Collected data

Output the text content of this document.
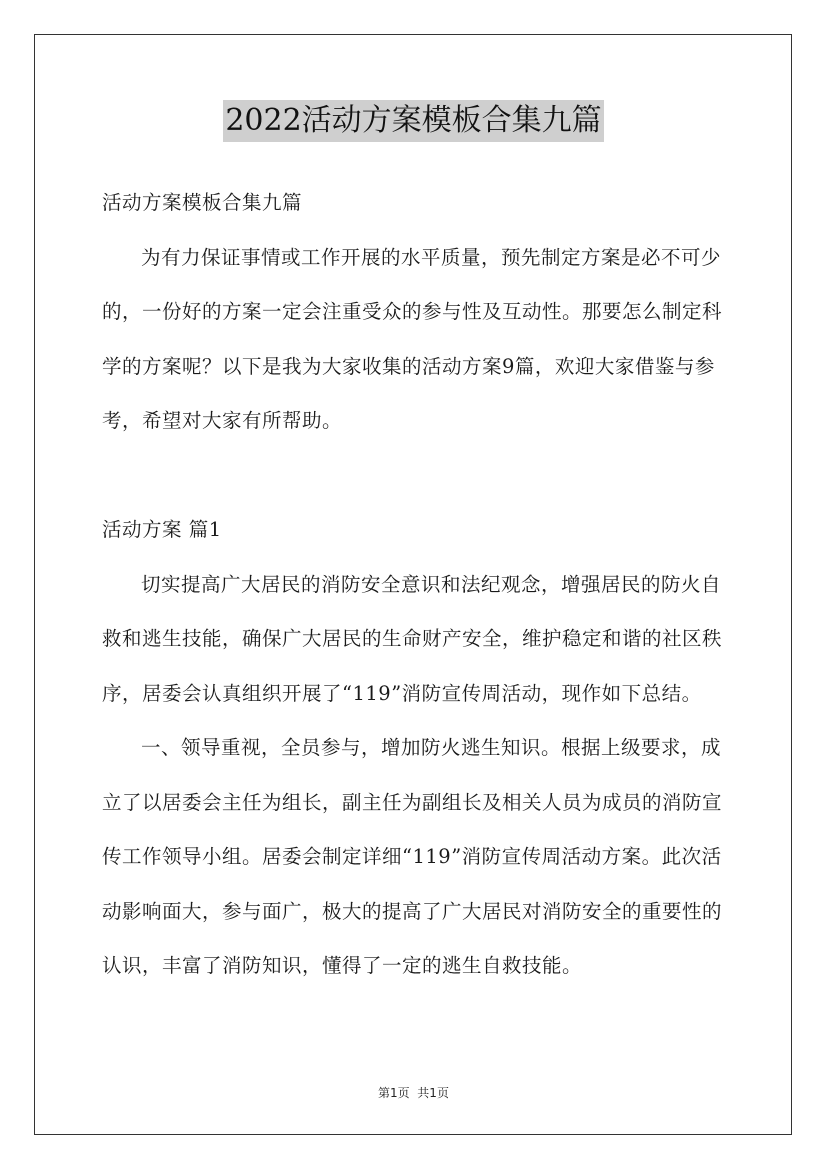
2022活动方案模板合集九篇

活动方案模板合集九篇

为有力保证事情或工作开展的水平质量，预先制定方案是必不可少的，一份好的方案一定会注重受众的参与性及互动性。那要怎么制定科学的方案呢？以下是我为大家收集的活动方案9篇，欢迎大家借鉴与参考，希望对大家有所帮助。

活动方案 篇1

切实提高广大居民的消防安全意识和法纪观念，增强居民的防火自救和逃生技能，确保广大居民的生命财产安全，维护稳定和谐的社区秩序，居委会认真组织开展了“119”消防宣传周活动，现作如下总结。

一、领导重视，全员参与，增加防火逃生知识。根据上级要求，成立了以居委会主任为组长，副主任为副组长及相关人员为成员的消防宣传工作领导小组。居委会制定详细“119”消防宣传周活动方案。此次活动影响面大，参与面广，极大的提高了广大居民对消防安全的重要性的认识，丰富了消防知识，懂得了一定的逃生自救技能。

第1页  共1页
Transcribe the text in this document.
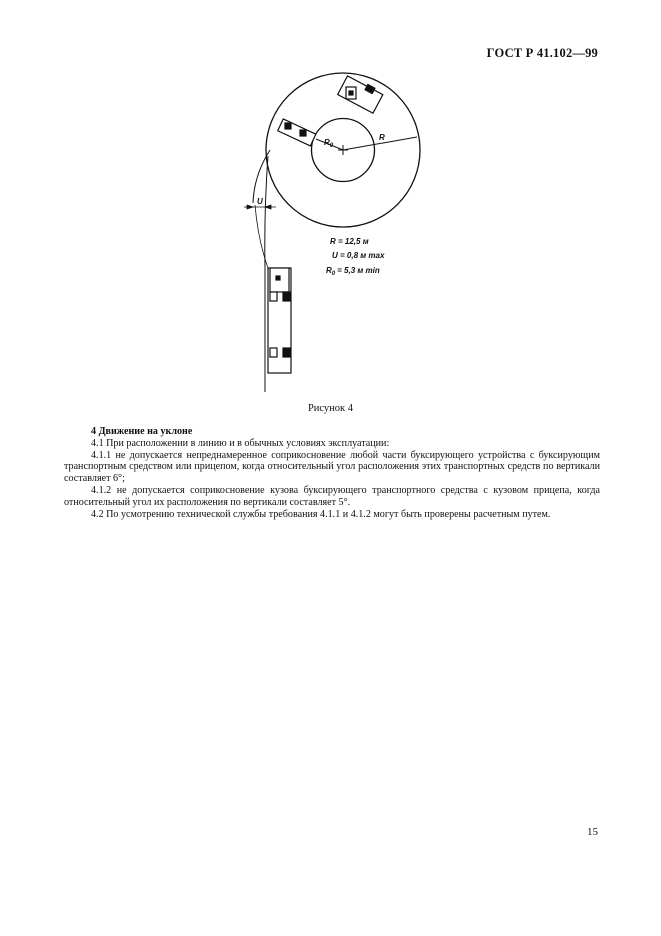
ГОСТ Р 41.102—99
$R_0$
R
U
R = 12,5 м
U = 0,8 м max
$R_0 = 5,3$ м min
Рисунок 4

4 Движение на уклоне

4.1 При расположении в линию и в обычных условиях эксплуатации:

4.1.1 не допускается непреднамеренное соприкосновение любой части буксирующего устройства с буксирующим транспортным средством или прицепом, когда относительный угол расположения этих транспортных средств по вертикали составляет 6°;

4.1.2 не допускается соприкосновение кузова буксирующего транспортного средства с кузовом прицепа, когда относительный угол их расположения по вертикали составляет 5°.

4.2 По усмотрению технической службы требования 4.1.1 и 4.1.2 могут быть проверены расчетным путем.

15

**Exercise details:**
Repeat the material exactly as it reads, without any of its pictures.

**Solution to this problem:**
Output the text content of this document.
2022活动方案模板合集九篇

活动方案模板合集九篇

为有力保证事情或工作开展的水平质量，预先制定方案是必不可少的，一份好的方案一定会注重受众的参与性及互动性。那要怎么制定科学的方案呢？以下是我为大家收集的活动方案9篇，欢迎大家借鉴与参考，希望对大家有所帮助。

活动方案 篇1

切实提高广大居民的消防安全意识和法纪观念，增强居民的防火自救和逃生技能，确保广大居民的生命财产安全，维护稳定和谐的社区秩序，居委会认真组织开展了“119”消防宣传周活动，现作如下总结。

一、领导重视，全员参与，增加防火逃生知识。根据上级要求，成立了以居委会主任为组长，副主任为副组长及相关人员为成员的消防宣传工作领导小组。居委会制定详细“119”消防宣传周活动方案。此次活动影响面大，参与面广，极大的提高了广大居民对消防安全的重要性的认识，丰富了消防知识，懂得了一定的逃生自救技能。

第1页  共1页
Transcribe the text in this document.
ГОСТ Р 41.102—99
$R_0$
R
U
R = 12,5 м
U = 0,8 м max
$R_0 = 5,3$ м min
Рисунок 4

4 Движение на уклоне

4.1 При расположении в линию и в обычных условиях эксплуатации:

4.1.1 не допускается непреднамеренное соприкосновение любой части буксирующего устройства с буксирующим транспортным средством или прицепом, когда относительный угол расположения этих транспортных средств по вертикали составляет 6°;

4.1.2 не допускается соприкосновение кузова буксирующего транспортного средства с кузовом прицепа, когда относительный угол их расположения по вертикали составляет 5°.

4.2 По усмотрению технической службы требования 4.1.1 и 4.1.2 могут быть проверены расчетным путем.

15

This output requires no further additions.